_RECORDED INFORMATION_
⟨

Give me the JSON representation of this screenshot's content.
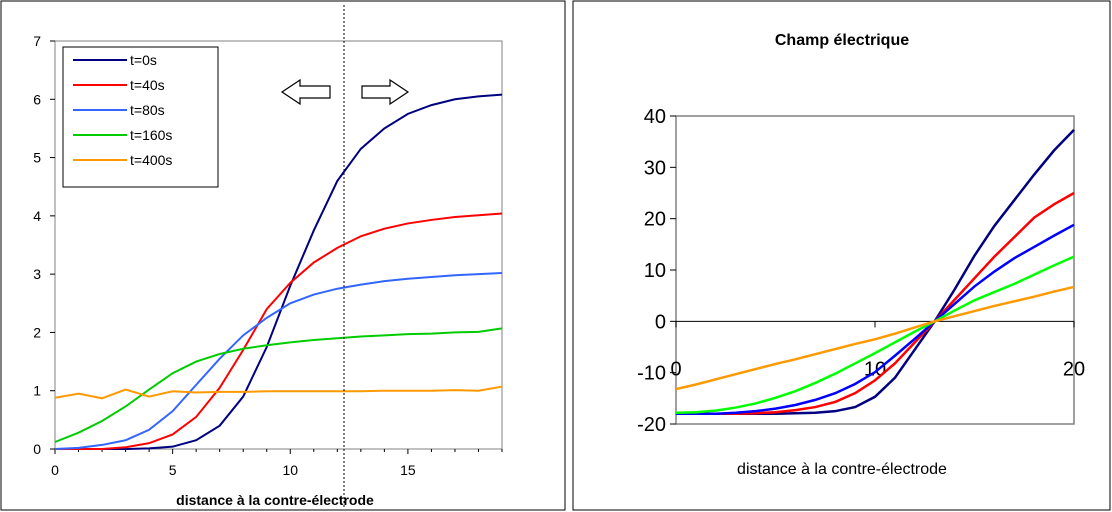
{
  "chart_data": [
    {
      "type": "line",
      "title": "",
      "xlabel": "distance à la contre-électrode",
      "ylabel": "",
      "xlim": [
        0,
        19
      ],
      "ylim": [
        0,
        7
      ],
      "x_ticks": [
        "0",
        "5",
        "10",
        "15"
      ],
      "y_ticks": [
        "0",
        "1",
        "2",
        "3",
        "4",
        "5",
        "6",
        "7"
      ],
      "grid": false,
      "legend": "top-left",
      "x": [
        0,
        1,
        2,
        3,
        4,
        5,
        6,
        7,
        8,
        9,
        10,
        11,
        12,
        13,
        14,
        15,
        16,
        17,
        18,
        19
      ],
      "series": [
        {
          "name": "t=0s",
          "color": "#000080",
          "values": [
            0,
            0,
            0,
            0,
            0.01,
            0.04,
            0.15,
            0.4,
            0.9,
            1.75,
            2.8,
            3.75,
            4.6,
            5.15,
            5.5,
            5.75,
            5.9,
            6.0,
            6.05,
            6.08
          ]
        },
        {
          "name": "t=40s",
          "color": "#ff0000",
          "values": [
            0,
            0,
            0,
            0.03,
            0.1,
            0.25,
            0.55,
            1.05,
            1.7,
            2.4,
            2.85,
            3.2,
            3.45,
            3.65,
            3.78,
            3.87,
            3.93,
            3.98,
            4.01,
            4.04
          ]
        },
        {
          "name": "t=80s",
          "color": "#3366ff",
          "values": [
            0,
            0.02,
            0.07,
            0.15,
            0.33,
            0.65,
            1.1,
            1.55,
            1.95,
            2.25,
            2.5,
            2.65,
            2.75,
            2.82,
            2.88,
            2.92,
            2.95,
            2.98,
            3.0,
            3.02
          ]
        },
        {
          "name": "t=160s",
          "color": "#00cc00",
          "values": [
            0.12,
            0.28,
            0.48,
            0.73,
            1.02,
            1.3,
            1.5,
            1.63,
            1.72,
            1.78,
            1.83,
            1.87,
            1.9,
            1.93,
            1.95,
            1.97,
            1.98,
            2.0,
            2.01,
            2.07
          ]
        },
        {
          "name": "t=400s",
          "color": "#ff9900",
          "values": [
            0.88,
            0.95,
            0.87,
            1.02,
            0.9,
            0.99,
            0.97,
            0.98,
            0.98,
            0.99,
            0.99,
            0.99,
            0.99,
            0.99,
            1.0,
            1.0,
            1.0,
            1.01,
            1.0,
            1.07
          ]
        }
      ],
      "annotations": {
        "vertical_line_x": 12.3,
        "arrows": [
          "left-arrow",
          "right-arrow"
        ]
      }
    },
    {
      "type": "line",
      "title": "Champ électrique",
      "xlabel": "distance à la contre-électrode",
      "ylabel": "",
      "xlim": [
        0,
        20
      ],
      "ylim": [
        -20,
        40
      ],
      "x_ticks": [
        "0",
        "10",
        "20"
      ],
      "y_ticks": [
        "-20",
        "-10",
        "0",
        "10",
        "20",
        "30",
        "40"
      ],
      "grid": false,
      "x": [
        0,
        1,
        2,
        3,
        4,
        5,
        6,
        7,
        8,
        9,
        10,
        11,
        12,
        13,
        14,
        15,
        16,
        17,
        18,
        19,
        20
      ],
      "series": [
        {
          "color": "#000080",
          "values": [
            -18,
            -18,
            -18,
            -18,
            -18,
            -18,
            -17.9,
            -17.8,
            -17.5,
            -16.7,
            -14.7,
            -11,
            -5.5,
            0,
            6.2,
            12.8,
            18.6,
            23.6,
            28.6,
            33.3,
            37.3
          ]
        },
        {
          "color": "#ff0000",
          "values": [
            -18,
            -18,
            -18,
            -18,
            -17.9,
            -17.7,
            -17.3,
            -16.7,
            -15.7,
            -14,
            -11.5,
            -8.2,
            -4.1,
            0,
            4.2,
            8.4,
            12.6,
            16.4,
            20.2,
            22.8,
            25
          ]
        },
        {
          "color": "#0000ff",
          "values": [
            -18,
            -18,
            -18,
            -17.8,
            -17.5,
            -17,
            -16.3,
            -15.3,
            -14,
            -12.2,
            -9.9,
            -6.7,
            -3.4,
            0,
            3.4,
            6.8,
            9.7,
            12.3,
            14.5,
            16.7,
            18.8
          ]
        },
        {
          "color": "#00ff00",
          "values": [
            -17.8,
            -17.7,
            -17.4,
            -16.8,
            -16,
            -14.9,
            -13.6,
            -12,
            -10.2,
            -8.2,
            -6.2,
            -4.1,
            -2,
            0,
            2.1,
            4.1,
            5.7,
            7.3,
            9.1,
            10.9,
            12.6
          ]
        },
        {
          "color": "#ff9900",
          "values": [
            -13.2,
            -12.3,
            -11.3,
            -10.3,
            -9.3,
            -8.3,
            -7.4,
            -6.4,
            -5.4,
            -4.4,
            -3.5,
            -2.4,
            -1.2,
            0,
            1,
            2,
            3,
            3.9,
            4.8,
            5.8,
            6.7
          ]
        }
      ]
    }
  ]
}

⟩

_PROBLEM TO WORK ON_
Transcribe the records verbatim and omit the images.

_CORRECT RESULT_
Give me the JSON representation of this screenshot's content.
{
  "chart_data": [
    {
      "type": "line",
      "title": "",
      "xlabel": "distance à la contre-électrode",
      "ylabel": "",
      "xlim": [
        0,
        19
      ],
      "ylim": [
        0,
        7
      ],
      "x_ticks": [
        "0",
        "5",
        "10",
        "15"
      ],
      "y_ticks": [
        "0",
        "1",
        "2",
        "3",
        "4",
        "5",
        "6",
        "7"
      ],
      "grid": false,
      "legend": "top-left",
      "x": [
        0,
        1,
        2,
        3,
        4,
        5,
        6,
        7,
        8,
        9,
        10,
        11,
        12,
        13,
        14,
        15,
        16,
        17,
        18,
        19
      ],
      "series": [
        {
          "name": "t=0s",
          "color": "#000080",
          "values": [
            0,
            0,
            0,
            0,
            0.01,
            0.04,
            0.15,
            0.4,
            0.9,
            1.75,
            2.8,
            3.75,
            4.6,
            5.15,
            5.5,
            5.75,
            5.9,
            6.0,
            6.05,
            6.08
          ]
        },
        {
          "name": "t=40s",
          "color": "#ff0000",
          "values": [
            0,
            0,
            0,
            0.03,
            0.1,
            0.25,
            0.55,
            1.05,
            1.7,
            2.4,
            2.85,
            3.2,
            3.45,
            3.65,
            3.78,
            3.87,
            3.93,
            3.98,
            4.01,
            4.04
          ]
        },
        {
          "name": "t=80s",
          "color": "#3366ff",
          "values": [
            0,
            0.02,
            0.07,
            0.15,
            0.33,
            0.65,
            1.1,
            1.55,
            1.95,
            2.25,
            2.5,
            2.65,
            2.75,
            2.82,
            2.88,
            2.92,
            2.95,
            2.98,
            3.0,
            3.02
          ]
        },
        {
          "name": "t=160s",
          "color": "#00cc00",
          "values": [
            0.12,
            0.28,
            0.48,
            0.73,
            1.02,
            1.3,
            1.5,
            1.63,
            1.72,
            1.78,
            1.83,
            1.87,
            1.9,
            1.93,
            1.95,
            1.97,
            1.98,
            2.0,
            2.01,
            2.07
          ]
        },
        {
          "name": "t=400s",
          "color": "#ff9900",
          "values": [
            0.88,
            0.95,
            0.87,
            1.02,
            0.9,
            0.99,
            0.97,
            0.98,
            0.98,
            0.99,
            0.99,
            0.99,
            0.99,
            0.99,
            1.0,
            1.0,
            1.0,
            1.01,
            1.0,
            1.07
          ]
        }
      ],
      "annotations": {
        "vertical_line_x": 12.3,
        "arrows": [
          "left-arrow",
          "right-arrow"
        ]
      }
    },
    {
      "type": "line",
      "title": "Champ électrique",
      "xlabel": "distance à la contre-électrode",
      "ylabel": "",
      "xlim": [
        0,
        20
      ],
      "ylim": [
        -20,
        40
      ],
      "x_ticks": [
        "0",
        "10",
        "20"
      ],
      "y_ticks": [
        "-20",
        "-10",
        "0",
        "10",
        "20",
        "30",
        "40"
      ],
      "grid": false,
      "x": [
        0,
        1,
        2,
        3,
        4,
        5,
        6,
        7,
        8,
        9,
        10,
        11,
        12,
        13,
        14,
        15,
        16,
        17,
        18,
        19,
        20
      ],
      "series": [
        {
          "color": "#000080",
          "values": [
            -18,
            -18,
            -18,
            -18,
            -18,
            -18,
            -17.9,
            -17.8,
            -17.5,
            -16.7,
            -14.7,
            -11,
            -5.5,
            0,
            6.2,
            12.8,
            18.6,
            23.6,
            28.6,
            33.3,
            37.3
          ]
        },
        {
          "color": "#ff0000",
          "values": [
            -18,
            -18,
            -18,
            -18,
            -17.9,
            -17.7,
            -17.3,
            -16.7,
            -15.7,
            -14,
            -11.5,
            -8.2,
            -4.1,
            0,
            4.2,
            8.4,
            12.6,
            16.4,
            20.2,
            22.8,
            25
          ]
        },
        {
          "color": "#0000ff",
          "values": [
            -18,
            -18,
            -18,
            -17.8,
            -17.5,
            -17,
            -16.3,
            -15.3,
            -14,
            -12.2,
            -9.9,
            -6.7,
            -3.4,
            0,
            3.4,
            6.8,
            9.7,
            12.3,
            14.5,
            16.7,
            18.8
          ]
        },
        {
          "color": "#00ff00",
          "values": [
            -17.8,
            -17.7,
            -17.4,
            -16.8,
            -16,
            -14.9,
            -13.6,
            -12,
            -10.2,
            -8.2,
            -6.2,
            -4.1,
            -2,
            0,
            2.1,
            4.1,
            5.7,
            7.3,
            9.1,
            10.9,
            12.6
          ]
        },
        {
          "color": "#ff9900",
          "values": [
            -13.2,
            -12.3,
            -11.3,
            -10.3,
            -9.3,
            -8.3,
            -7.4,
            -6.4,
            -5.4,
            -4.4,
            -3.5,
            -2.4,
            -1.2,
            0,
            1,
            2,
            3,
            3.9,
            4.8,
            5.8,
            6.7
          ]
        }
      ]
    }
  ]
}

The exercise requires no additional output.